(Stored data)
================
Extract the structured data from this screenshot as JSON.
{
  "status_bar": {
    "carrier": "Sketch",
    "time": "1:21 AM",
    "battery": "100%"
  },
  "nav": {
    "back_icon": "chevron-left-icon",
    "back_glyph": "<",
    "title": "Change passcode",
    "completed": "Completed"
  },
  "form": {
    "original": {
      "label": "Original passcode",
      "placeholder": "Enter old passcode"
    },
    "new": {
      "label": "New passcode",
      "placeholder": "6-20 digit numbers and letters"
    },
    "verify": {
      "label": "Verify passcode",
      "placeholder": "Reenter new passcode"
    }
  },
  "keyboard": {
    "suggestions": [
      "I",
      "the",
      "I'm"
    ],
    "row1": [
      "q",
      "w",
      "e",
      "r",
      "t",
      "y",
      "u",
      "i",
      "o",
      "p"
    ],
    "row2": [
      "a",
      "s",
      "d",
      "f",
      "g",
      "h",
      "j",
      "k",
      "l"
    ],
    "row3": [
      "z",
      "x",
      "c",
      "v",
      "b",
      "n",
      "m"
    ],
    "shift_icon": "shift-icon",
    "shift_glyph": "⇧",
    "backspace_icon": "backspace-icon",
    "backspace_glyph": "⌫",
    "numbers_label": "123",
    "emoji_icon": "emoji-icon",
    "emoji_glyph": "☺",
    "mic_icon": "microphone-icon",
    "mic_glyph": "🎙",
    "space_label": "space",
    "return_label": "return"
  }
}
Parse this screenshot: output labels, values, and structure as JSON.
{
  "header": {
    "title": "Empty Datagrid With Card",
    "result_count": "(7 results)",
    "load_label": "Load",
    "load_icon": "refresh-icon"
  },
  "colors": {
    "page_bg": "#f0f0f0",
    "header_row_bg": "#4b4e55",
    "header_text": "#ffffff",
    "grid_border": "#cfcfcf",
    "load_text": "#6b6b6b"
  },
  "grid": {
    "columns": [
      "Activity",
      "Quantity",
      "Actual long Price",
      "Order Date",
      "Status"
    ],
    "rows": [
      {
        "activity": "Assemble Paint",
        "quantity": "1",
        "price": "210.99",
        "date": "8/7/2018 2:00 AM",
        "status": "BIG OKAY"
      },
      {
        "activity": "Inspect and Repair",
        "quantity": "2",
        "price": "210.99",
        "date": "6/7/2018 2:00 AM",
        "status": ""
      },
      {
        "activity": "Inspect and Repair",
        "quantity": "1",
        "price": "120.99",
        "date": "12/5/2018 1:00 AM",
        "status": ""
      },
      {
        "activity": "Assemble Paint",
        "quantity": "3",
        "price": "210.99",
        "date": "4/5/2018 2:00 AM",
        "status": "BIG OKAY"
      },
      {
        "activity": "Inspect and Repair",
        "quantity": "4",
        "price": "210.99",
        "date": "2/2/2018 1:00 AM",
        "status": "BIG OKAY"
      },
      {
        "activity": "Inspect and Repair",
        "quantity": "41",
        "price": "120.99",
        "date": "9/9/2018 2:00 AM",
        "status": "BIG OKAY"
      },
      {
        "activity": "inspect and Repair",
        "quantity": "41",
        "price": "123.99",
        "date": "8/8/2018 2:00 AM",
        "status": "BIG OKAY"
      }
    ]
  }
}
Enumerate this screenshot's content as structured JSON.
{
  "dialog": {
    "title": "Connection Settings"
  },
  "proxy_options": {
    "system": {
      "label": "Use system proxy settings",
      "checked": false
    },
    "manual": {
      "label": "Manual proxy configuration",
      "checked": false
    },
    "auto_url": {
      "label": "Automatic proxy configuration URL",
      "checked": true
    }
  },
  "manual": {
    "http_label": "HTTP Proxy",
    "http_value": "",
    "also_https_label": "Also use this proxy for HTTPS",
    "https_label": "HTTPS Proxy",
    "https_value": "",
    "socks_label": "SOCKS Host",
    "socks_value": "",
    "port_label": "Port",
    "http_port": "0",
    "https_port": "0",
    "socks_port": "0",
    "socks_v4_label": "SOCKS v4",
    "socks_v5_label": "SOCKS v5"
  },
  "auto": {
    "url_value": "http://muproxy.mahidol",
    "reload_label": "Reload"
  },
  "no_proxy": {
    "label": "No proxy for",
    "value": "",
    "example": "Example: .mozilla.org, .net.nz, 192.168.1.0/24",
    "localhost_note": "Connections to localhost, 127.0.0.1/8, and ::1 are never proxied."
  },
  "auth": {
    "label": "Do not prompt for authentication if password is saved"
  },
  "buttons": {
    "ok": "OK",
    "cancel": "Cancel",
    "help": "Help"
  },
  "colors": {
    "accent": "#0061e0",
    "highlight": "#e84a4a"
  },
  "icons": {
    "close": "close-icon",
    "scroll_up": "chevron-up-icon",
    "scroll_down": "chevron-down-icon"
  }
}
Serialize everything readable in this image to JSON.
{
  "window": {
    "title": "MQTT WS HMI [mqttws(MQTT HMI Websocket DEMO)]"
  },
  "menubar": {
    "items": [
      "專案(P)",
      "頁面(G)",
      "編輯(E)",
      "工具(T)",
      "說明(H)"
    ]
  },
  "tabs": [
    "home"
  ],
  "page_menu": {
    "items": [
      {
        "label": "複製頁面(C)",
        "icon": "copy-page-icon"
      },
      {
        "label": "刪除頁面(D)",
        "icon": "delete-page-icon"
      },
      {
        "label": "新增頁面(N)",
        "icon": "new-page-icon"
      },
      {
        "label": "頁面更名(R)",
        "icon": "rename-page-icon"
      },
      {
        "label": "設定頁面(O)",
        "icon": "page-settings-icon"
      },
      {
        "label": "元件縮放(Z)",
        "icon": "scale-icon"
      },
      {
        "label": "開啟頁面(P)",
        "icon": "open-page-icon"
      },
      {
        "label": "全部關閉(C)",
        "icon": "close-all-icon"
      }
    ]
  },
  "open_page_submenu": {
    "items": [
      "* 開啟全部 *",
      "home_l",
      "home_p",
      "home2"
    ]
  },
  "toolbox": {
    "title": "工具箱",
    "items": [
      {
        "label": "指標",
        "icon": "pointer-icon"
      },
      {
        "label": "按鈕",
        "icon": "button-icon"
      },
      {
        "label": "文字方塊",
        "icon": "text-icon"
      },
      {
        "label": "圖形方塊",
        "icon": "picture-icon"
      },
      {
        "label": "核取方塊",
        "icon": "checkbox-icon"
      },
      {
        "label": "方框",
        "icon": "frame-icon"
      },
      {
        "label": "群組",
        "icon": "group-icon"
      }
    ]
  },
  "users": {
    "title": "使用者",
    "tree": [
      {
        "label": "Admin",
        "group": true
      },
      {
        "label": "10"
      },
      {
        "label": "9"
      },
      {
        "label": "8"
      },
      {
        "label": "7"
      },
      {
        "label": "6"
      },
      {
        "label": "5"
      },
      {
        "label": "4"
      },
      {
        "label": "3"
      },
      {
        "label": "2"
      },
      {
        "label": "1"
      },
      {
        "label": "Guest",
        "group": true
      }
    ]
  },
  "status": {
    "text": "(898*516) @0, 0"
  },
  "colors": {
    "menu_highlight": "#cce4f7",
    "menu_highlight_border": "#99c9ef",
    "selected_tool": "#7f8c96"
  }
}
================
=== Task description ===
Every entry needs to be retyped exactly.

=== Result of the task ===
Extract the structured data from this screenshot as JSON.
{
  "status_bar": {
    "carrier": "Sketch",
    "time": "1:21 AM",
    "battery": "100%"
  },
  "nav": {
    "back_icon": "chevron-left-icon",
    "back_glyph": "<",
    "title": "Change passcode",
    "completed": "Completed"
  },
  "form": {
    "original": {
      "label": "Original passcode",
      "placeholder": "Enter old passcode"
    },
    "new": {
      "label": "New passcode",
      "placeholder": "6-20 digit numbers and letters"
    },
    "verify": {
      "label": "Verify passcode",
      "placeholder": "Reenter new passcode"
    }
  },
  "keyboard": {
    "suggestions": [
      "I",
      "the",
      "I'm"
    ],
    "row1": [
      "q",
      "w",
      "e",
      "r",
      "t",
      "y",
      "u",
      "i",
      "o",
      "p"
    ],
    "row2": [
      "a",
      "s",
      "d",
      "f",
      "g",
      "h",
      "j",
      "k",
      "l"
    ],
    "row3": [
      "z",
      "x",
      "c",
      "v",
      "b",
      "n",
      "m"
    ],
    "shift_icon": "shift-icon",
    "shift_glyph": "⇧",
    "backspace_icon": "backspace-icon",
    "backspace_glyph": "⌫",
    "numbers_label": "123",
    "emoji_icon": "emoji-icon",
    "emoji_glyph": "☺",
    "mic_icon": "microphone-icon",
    "mic_glyph": "🎙",
    "space_label": "space",
    "return_label": "return"
  }
}
Parse this screenshot: output labels, values, and structure as JSON.
{
  "header": {
    "title": "Empty Datagrid With Card",
    "result_count": "(7 results)",
    "load_label": "Load",
    "load_icon": "refresh-icon"
  },
  "colors": {
    "page_bg": "#f0f0f0",
    "header_row_bg": "#4b4e55",
    "header_text": "#ffffff",
    "grid_border": "#cfcfcf",
    "load_text": "#6b6b6b"
  },
  "grid": {
    "columns": [
      "Activity",
      "Quantity",
      "Actual long Price",
      "Order Date",
      "Status"
    ],
    "rows": [
      {
        "activity": "Assemble Paint",
        "quantity": "1",
        "price": "210.99",
        "date": "8/7/2018 2:00 AM",
        "status": "BIG OKAY"
      },
      {
        "activity": "Inspect and Repair",
        "quantity": "2",
        "price": "210.99",
        "date": "6/7/2018 2:00 AM",
        "status": ""
      },
      {
        "activity": "Inspect and Repair",
        "quantity": "1",
        "price": "120.99",
        "date": "12/5/2018 1:00 AM",
        "status": ""
      },
      {
        "activity": "Assemble Paint",
        "quantity": "3",
        "price": "210.99",
        "date": "4/5/2018 2:00 AM",
        "status": "BIG OKAY"
      },
      {
        "activity": "Inspect and Repair",
        "quantity": "4",
        "price": "210.99",
        "date": "2/2/2018 1:00 AM",
        "status": "BIG OKAY"
      },
      {
        "activity": "Inspect and Repair",
        "quantity": "41",
        "price": "120.99",
        "date": "9/9/2018 2:00 AM",
        "status": "BIG OKAY"
      },
      {
        "activity": "inspect and Repair",
        "quantity": "41",
        "price": "123.99",
        "date": "8/8/2018 2:00 AM",
        "status": "BIG OKAY"
      }
    ]
  }
}
Enumerate this screenshot's content as structured JSON.
{
  "dialog": {
    "title": "Connection Settings"
  },
  "proxy_options": {
    "system": {
      "label": "Use system proxy settings",
      "checked": false
    },
    "manual": {
      "label": "Manual proxy configuration",
      "checked": false
    },
    "auto_url": {
      "label": "Automatic proxy configuration URL",
      "checked": true
    }
  },
  "manual": {
    "http_label": "HTTP Proxy",
    "http_value": "",
    "also_https_label": "Also use this proxy for HTTPS",
    "https_label": "HTTPS Proxy",
    "https_value": "",
    "socks_label": "SOCKS Host",
    "socks_value": "",
    "port_label": "Port",
    "http_port": "0",
    "https_port": "0",
    "socks_port": "0",
    "socks_v4_label": "SOCKS v4",
    "socks_v5_label": "SOCKS v5"
  },
  "auto": {
    "url_value": "http://muproxy.mahidol",
    "reload_label": "Reload"
  },
  "no_proxy": {
    "label": "No proxy for",
    "value": "",
    "example": "Example: .mozilla.org, .net.nz, 192.168.1.0/24",
    "localhost_note": "Connections to localhost, 127.0.0.1/8, and ::1 are never proxied."
  },
  "auth": {
    "label": "Do not prompt for authentication if password is saved"
  },
  "buttons": {
    "ok": "OK",
    "cancel": "Cancel",
    "help": "Help"
  },
  "colors": {
    "accent": "#0061e0",
    "highlight": "#e84a4a"
  },
  "icons": {
    "close": "close-icon",
    "scroll_up": "chevron-up-icon",
    "scroll_down": "chevron-down-icon"
  }
}
Serialize everything readable in this image to JSON.
{
  "window": {
    "title": "MQTT WS HMI [mqttws(MQTT HMI Websocket DEMO)]"
  },
  "menubar": {
    "items": [
      "專案(P)",
      "頁面(G)",
      "編輯(E)",
      "工具(T)",
      "說明(H)"
    ]
  },
  "tabs": [
    "home"
  ],
  "page_menu": {
    "items": [
      {
        "label": "複製頁面(C)",
        "icon": "copy-page-icon"
      },
      {
        "label": "刪除頁面(D)",
        "icon": "delete-page-icon"
      },
      {
        "label": "新增頁面(N)",
        "icon": "new-page-icon"
      },
      {
        "label": "頁面更名(R)",
        "icon": "rename-page-icon"
      },
      {
        "label": "設定頁面(O)",
        "icon": "page-settings-icon"
      },
      {
        "label": "元件縮放(Z)",
        "icon": "scale-icon"
      },
      {
        "label": "開啟頁面(P)",
        "icon": "open-page-icon"
      },
      {
        "label": "全部關閉(C)",
        "icon": "close-all-icon"
      }
    ]
  },
  "open_page_submenu": {
    "items": [
      "* 開啟全部 *",
      "home_l",
      "home_p",
      "home2"
    ]
  },
  "toolbox": {
    "title": "工具箱",
    "items": [
      {
        "label": "指標",
        "icon": "pointer-icon"
      },
      {
        "label": "按鈕",
        "icon": "button-icon"
      },
      {
        "label": "文字方塊",
        "icon": "text-icon"
      },
      {
        "label": "圖形方塊",
        "icon": "picture-icon"
      },
      {
        "label": "核取方塊",
        "icon": "checkbox-icon"
      },
      {
        "label": "方框",
        "icon": "frame-icon"
      },
      {
        "label": "群組",
        "icon": "group-icon"
      }
    ]
  },
  "users": {
    "title": "使用者",
    "tree": [
      {
        "label": "Admin",
        "group": true
      },
      {
        "label": "10"
      },
      {
        "label": "9"
      },
      {
        "label": "8"
      },
      {
        "label": "7"
      },
      {
        "label": "6"
      },
      {
        "label": "5"
      },
      {
        "label": "4"
      },
      {
        "label": "3"
      },
      {
        "label": "2"
      },
      {
        "label": "1"
      },
      {
        "label": "Guest",
        "group": true
      }
    ]
  },
  "status": {
    "text": "(898*516) @0, 0"
  },
  "colors": {
    "menu_highlight": "#cce4f7",
    "menu_highlight_border": "#99c9ef",
    "selected_tool": "#7f8c96"
  }
}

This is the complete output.